§ **WORK TO DO**: Work through the data line by line, gathering every line that has the word "color".
┄┄┄┄┄┄
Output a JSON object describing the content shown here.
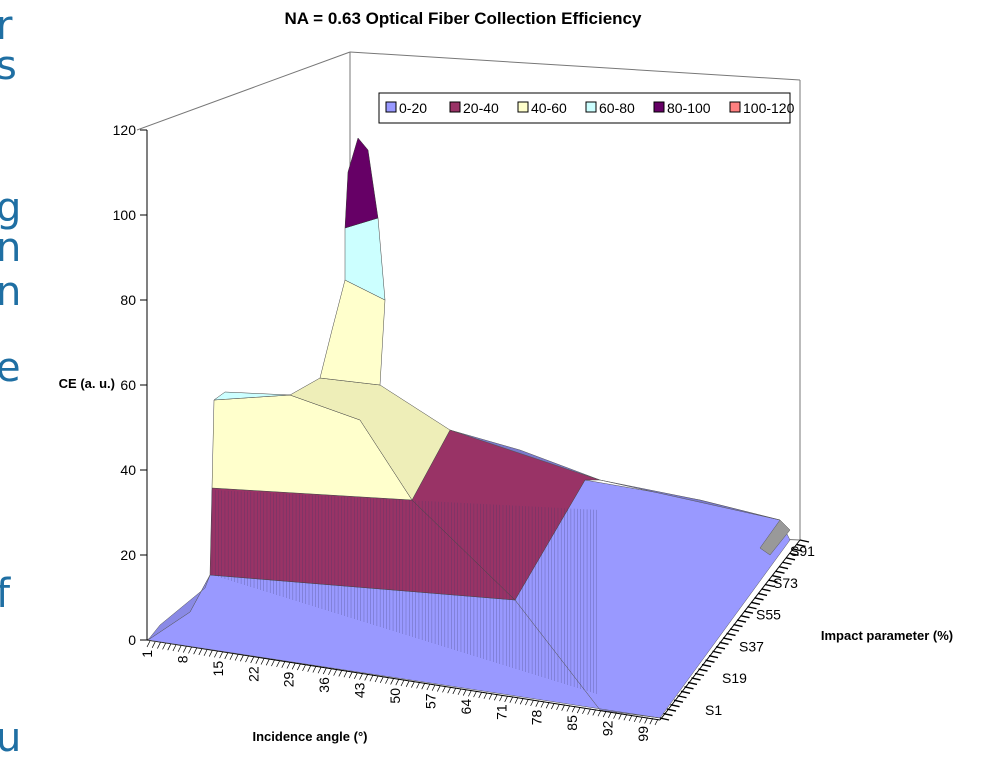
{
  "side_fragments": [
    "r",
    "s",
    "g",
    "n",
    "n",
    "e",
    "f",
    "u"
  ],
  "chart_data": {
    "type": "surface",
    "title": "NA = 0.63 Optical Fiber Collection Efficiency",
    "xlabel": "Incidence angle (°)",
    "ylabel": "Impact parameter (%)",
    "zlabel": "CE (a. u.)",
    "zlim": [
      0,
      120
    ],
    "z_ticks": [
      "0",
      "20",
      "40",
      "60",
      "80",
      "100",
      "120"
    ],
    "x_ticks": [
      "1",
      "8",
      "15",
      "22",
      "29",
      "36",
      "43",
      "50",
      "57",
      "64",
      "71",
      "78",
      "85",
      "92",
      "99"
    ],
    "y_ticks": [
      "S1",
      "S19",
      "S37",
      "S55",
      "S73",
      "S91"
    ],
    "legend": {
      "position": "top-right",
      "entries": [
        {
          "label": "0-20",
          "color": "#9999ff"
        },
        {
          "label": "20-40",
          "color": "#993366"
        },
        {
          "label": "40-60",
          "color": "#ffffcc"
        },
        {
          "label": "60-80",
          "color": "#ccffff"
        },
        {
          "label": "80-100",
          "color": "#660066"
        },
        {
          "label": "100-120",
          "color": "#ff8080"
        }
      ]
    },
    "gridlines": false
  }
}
┄┄┄┄┄┄
§ **FINISHED TASK**:
          "color": "#9999ff"
          "color": "#993366"
          "color": "#ffffcc"
          "color": "#ccffff"
          "color": "#660066"
          "color": "#ff8080"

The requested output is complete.